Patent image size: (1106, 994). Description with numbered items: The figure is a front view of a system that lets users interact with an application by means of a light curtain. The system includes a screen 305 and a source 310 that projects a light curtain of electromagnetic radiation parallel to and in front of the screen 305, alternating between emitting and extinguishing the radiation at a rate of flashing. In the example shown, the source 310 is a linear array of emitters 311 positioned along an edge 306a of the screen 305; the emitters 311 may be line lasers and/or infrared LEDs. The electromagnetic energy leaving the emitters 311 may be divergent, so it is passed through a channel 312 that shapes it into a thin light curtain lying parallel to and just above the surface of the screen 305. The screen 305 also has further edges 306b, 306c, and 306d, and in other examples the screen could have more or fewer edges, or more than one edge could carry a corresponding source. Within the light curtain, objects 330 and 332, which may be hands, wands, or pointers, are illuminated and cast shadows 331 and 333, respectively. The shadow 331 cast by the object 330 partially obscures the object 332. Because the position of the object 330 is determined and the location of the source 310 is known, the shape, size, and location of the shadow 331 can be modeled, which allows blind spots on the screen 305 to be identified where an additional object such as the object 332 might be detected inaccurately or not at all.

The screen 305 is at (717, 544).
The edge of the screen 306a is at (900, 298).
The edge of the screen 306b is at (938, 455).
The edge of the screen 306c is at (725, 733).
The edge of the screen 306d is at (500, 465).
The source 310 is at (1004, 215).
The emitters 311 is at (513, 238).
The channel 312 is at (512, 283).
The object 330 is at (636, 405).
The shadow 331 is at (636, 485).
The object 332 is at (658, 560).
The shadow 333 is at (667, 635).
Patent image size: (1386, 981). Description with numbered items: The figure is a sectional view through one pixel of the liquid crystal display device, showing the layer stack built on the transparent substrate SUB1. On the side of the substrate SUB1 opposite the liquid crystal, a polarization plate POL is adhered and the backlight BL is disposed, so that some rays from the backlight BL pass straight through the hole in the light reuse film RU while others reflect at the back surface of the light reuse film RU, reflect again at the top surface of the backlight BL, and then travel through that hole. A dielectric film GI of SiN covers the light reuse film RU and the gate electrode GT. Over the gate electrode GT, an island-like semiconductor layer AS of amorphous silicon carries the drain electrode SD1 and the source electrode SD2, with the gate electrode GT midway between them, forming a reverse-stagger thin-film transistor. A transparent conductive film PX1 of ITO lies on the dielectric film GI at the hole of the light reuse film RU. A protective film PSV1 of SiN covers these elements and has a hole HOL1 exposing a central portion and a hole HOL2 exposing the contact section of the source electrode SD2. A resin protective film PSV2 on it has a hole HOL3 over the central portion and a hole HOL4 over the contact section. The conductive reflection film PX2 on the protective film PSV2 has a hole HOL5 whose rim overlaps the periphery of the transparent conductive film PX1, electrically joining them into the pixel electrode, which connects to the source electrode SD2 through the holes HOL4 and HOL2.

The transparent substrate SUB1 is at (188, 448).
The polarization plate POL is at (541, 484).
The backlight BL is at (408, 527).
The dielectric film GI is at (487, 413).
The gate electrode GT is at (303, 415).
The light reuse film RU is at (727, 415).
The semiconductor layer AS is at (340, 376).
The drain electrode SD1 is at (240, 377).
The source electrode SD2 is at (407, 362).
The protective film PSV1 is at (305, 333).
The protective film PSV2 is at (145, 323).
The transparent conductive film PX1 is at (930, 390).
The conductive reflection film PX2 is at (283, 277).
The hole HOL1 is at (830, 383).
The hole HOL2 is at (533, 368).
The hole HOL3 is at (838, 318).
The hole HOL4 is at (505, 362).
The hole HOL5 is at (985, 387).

··········

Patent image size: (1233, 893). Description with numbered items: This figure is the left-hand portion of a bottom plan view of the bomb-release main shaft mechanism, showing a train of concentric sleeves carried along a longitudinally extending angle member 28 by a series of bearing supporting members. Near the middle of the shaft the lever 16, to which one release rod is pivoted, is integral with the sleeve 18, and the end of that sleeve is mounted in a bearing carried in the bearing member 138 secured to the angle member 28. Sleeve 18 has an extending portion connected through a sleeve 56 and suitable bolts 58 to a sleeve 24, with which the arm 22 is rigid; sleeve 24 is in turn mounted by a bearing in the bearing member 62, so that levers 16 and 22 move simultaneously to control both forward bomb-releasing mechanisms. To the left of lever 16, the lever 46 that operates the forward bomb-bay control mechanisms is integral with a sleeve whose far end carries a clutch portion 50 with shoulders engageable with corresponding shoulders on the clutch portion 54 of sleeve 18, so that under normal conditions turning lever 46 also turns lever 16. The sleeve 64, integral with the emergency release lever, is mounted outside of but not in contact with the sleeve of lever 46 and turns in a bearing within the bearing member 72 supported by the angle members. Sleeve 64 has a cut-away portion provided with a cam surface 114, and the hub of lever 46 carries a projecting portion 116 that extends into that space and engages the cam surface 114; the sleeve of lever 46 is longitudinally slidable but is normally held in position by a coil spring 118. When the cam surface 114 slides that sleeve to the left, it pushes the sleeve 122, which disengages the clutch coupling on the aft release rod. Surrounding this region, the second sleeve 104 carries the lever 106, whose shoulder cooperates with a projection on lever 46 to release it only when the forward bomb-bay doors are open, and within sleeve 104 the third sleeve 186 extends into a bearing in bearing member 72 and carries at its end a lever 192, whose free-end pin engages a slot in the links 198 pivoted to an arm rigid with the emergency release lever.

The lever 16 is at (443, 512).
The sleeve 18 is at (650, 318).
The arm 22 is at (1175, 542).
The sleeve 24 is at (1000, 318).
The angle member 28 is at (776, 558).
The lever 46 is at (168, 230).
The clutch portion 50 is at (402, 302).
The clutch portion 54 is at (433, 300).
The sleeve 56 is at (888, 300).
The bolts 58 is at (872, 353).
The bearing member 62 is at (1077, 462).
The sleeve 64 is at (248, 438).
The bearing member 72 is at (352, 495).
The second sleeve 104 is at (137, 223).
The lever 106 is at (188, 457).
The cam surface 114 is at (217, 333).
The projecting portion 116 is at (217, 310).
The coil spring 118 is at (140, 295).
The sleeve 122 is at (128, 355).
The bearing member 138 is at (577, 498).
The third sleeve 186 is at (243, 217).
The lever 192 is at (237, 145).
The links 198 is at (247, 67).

··········

WHAT IS REQUIRED>
Reproduce the rows starting at the one that contains "Patent image size: (1386, 981)." and ending at the one that contains "The source electrode SD2 is at (407, 362).", with "pixel" changed to "picture element" and all else left as is.

WRITTEN REPLY>
Patent image size: (1386, 981). Description with numbered items: The figure is a sectional view through one picture element of the liquid crystal display device, showing the layer stack built on the transparent substrate SUB1. On the side of the substrate SUB1 opposite the liquid crystal, a polarization plate POL is adhered and the backlight BL is disposed, so that some rays from the backlight BL pass straight through the hole in the light reuse film RU while others reflect at the back surface of the light reuse film RU, reflect again at the top surface of the backlight BL, and then travel through that hole. A dielectric film GI of SiN covers the light reuse film RU and the gate electrode GT. Over the gate electrode GT, an island-like semiconductor layer AS of amorphous silicon carries the drain electrode SD1 and the source electrode SD2, with the gate electrode GT midway between them, forming a reverse-stagger thin-film transistor. A transparent conductive film PX1 of ITO lies on the dielectric film GI at the hole of the light reuse film RU. A protective film PSV1 of SiN covers these elements and has a hole HOL1 exposing a central portion and a hole HOL2 exposing the contact section of the source electrode SD2. A resin protective film PSV2 on it has a hole HOL3 over the central portion and a hole HOL4 over the contact section. The conductive reflection film PX2 on the protective film PSV2 has a hole HOL5 whose rim overlaps the periphery of the transparent conductive film PX1, electrically joining them into the picture element electrode, which connects to the source electrode SD2 through the holes HOL4 and HOL2.

The transparent substrate SUB1 is at (188, 448).
The polarization plate POL is at (541, 484).
The backlight BL is at (408, 527).
The dielectric film GI is at (487, 413).
The gate electrode GT is at (303, 415).
The light reuse film RU is at (727, 415).
The semiconductor layer AS is at (340, 376).
The drain electrode SD1 is at (240, 377).
The source electrode SD2 is at (407, 362).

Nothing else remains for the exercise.